* Start Data excerpts *

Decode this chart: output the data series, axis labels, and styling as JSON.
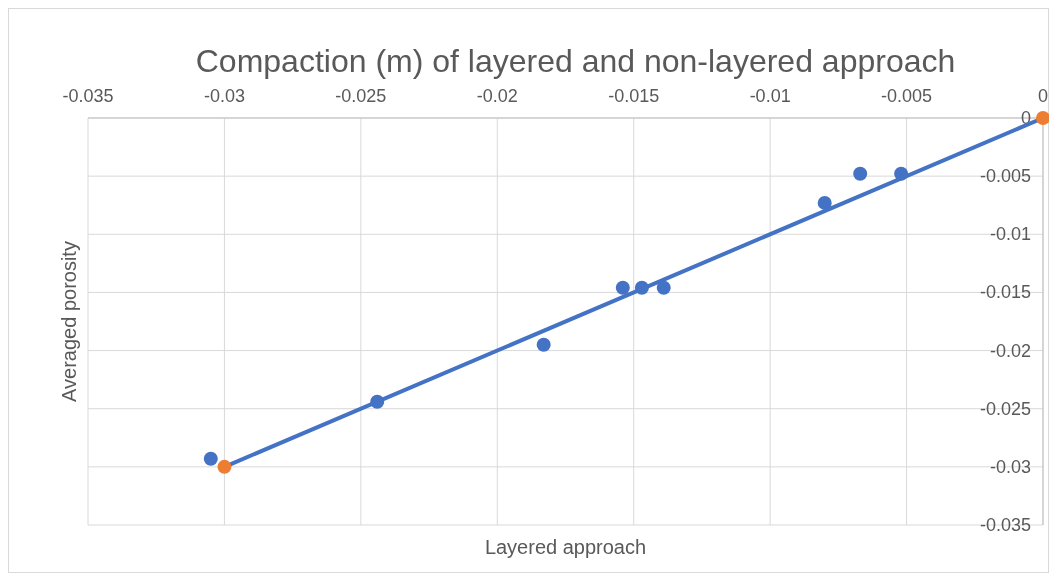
{
  "chart_data": {
    "type": "scatter",
    "title": "Compaction (m) of layered and non-layered approach",
    "xlabel": "Layered approach",
    "ylabel": "Averaged porosity",
    "xlim": [
      -0.035,
      0
    ],
    "ylim": [
      -0.035,
      0
    ],
    "xticks": [
      -0.035,
      -0.03,
      -0.025,
      -0.02,
      -0.015,
      -0.01,
      -0.005,
      0
    ],
    "yticks": [
      -0.035,
      -0.03,
      -0.025,
      -0.02,
      -0.015,
      -0.01,
      -0.005,
      0
    ],
    "grid": true,
    "marker": "circle",
    "series": [
      {
        "type": "line",
        "marker": "none",
        "color": "#4472c4",
        "x": [
          -0.03,
          0
        ],
        "values": [
          -0.03,
          0
        ]
      },
      {
        "color": "#4472c4",
        "x": [
          -0.0305,
          -0.0244,
          -0.0183,
          -0.0154,
          -0.0147,
          -0.0139,
          -0.008,
          -0.0067,
          -0.0052
        ],
        "values": [
          -0.0293,
          -0.0244,
          -0.0195,
          -0.0146,
          -0.0146,
          -0.0146,
          -0.0073,
          -0.0048,
          -0.0048
        ]
      },
      {
        "color": "#ed7d31",
        "x": [
          -0.03,
          0
        ],
        "values": [
          -0.03,
          0
        ]
      }
    ]
  }
}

* End Data excerpts *

The answer should be a single number: the count of lines in the data that include the string "approach".

2